(Stored dataset items)
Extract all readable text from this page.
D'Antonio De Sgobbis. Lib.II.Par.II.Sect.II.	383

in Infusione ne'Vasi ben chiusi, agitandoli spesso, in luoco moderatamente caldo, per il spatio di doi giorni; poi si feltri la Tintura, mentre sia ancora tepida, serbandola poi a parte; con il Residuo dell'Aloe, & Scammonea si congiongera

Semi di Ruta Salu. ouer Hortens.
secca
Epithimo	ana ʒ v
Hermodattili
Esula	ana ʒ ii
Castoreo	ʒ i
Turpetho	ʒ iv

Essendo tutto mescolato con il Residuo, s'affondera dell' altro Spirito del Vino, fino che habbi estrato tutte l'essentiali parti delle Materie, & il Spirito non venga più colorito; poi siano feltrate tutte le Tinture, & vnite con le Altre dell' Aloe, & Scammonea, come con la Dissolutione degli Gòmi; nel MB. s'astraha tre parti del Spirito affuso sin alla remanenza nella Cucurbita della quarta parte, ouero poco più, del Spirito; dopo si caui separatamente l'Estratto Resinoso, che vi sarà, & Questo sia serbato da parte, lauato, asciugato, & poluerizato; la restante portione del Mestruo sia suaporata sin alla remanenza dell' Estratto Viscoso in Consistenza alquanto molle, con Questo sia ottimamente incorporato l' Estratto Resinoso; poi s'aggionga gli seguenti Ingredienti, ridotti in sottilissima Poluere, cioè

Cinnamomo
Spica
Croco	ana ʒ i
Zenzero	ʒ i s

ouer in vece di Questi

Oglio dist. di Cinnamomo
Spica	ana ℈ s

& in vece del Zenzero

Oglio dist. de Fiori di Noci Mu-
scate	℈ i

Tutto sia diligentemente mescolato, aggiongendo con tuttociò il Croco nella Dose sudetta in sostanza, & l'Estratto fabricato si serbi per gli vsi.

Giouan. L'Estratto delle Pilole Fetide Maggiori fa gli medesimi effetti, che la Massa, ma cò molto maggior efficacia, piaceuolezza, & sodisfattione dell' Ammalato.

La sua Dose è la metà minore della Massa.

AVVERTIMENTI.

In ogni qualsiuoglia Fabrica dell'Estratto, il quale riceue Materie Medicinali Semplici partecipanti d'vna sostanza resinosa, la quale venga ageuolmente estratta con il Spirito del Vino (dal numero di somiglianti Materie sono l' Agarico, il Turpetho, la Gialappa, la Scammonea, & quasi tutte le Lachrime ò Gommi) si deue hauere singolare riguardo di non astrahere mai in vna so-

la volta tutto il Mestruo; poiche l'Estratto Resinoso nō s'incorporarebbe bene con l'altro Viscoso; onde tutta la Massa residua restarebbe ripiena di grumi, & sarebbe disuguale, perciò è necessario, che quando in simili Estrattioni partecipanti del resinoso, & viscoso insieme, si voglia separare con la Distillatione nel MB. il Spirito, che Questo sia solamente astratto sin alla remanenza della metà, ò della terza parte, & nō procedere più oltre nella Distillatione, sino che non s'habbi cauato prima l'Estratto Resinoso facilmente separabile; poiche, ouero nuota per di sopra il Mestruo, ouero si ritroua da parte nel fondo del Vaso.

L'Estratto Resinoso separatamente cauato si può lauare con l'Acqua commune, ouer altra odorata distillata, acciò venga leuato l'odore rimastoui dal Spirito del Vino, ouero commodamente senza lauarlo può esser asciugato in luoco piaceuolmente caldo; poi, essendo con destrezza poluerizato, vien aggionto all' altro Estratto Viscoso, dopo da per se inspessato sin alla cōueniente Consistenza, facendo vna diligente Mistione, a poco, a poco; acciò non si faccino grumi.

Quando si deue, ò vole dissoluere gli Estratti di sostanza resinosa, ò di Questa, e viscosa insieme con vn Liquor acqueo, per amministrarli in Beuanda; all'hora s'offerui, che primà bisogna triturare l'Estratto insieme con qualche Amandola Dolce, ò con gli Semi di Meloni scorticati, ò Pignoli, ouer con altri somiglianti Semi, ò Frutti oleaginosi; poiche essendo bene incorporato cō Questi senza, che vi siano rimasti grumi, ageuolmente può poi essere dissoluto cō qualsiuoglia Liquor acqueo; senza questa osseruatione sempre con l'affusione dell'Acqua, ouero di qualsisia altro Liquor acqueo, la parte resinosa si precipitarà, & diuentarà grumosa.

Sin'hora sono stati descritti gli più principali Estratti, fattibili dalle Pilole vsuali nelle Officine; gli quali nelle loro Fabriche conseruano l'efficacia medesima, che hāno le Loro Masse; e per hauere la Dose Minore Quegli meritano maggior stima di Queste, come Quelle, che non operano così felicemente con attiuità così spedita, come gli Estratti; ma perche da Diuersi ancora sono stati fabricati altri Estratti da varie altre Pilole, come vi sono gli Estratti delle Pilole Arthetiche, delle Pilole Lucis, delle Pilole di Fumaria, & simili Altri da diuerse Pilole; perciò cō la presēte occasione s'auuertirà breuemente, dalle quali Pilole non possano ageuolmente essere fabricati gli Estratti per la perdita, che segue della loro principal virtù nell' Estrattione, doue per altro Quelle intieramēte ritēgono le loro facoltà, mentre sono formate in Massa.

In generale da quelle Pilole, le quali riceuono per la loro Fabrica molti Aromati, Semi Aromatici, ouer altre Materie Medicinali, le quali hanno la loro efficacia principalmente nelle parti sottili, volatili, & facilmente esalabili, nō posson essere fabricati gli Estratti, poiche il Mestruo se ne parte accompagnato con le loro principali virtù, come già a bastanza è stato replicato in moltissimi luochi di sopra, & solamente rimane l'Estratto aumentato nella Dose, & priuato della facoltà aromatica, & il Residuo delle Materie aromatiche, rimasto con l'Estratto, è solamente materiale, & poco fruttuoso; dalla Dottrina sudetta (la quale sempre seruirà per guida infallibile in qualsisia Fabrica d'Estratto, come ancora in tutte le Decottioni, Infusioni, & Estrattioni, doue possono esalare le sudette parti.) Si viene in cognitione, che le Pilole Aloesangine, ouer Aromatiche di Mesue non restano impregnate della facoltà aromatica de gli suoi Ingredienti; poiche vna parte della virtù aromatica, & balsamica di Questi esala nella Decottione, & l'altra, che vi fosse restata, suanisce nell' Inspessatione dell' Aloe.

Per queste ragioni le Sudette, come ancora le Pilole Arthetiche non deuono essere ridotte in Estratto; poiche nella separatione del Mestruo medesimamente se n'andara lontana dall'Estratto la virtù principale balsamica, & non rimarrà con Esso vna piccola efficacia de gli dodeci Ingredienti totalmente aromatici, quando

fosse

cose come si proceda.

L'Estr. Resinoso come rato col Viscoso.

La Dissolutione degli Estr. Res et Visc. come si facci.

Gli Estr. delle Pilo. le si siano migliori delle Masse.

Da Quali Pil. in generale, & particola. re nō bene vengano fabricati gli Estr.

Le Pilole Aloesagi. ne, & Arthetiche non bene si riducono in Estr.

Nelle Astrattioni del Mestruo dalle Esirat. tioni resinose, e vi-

Set task - Say, as a single number and nothing more, how many lines of the entries contain the word "caldo".

Result of this task - 2